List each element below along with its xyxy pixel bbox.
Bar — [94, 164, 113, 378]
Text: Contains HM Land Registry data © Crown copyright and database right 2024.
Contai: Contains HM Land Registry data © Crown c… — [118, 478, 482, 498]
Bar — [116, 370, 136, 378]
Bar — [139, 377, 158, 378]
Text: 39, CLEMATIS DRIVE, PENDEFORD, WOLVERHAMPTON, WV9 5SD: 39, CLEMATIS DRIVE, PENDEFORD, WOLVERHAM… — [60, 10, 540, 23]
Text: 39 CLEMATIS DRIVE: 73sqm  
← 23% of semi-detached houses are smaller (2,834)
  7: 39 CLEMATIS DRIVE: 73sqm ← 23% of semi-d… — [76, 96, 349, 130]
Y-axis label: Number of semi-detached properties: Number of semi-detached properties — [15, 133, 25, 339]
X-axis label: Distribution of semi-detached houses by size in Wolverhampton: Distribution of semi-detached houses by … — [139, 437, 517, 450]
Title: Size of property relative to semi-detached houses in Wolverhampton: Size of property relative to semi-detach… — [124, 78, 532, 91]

= Given instruction =
Render each line of the records above as a Markdown table with the columns Row and Text. Number the lines in Row and skip any blank ones.

= Complete output =
| Row | Text |
|---|---|
| 1 | List each element below along with its xyxy pixel bbox. |
| 2 | Bar — [94, 164, 113, 378] |
| 3 | Text: Contains HM Land Registry data © Crown copyright and database right 2024. |
| 4 | Contai: Contains HM Land Registry data © Crown c… — [118, 478, 482, 498] |
| 5 | Bar — [116, 370, 136, 378] |
| 6 | Bar — [139, 377, 158, 378] |
| 7 | Text: 39, CLEMATIS DRIVE, PENDEFORD, WOLVERHAMPTON, WV9 5SD: 39, CLEMATIS DRIVE, PENDEFORD, WOLVERHAM… — [60, 10, 540, 23] |
| 8 | Text: 39 CLEMATIS DRIVE: 73sqm   |
| 9 | ← 23% of semi-detached houses are smaller (2,834) |
| 10 |   7: 39 CLEMATIS DRIVE: 73sqm ← 23% of semi-d… — [76, 96, 349, 130] |
| 11 | Y-axis label: Number of semi-detached properties: Number of semi-detached properties — [15, 133, 25, 339] |
| 12 | X-axis label: Distribution of semi-detached houses by size in Wolverhampton: Distribution of semi-detached houses by … — [139, 437, 517, 450] |
| 13 | Title: Size of property relative to semi-detached houses in Wolverhampton: Size of property relative to semi-detach… — [124, 78, 532, 91] |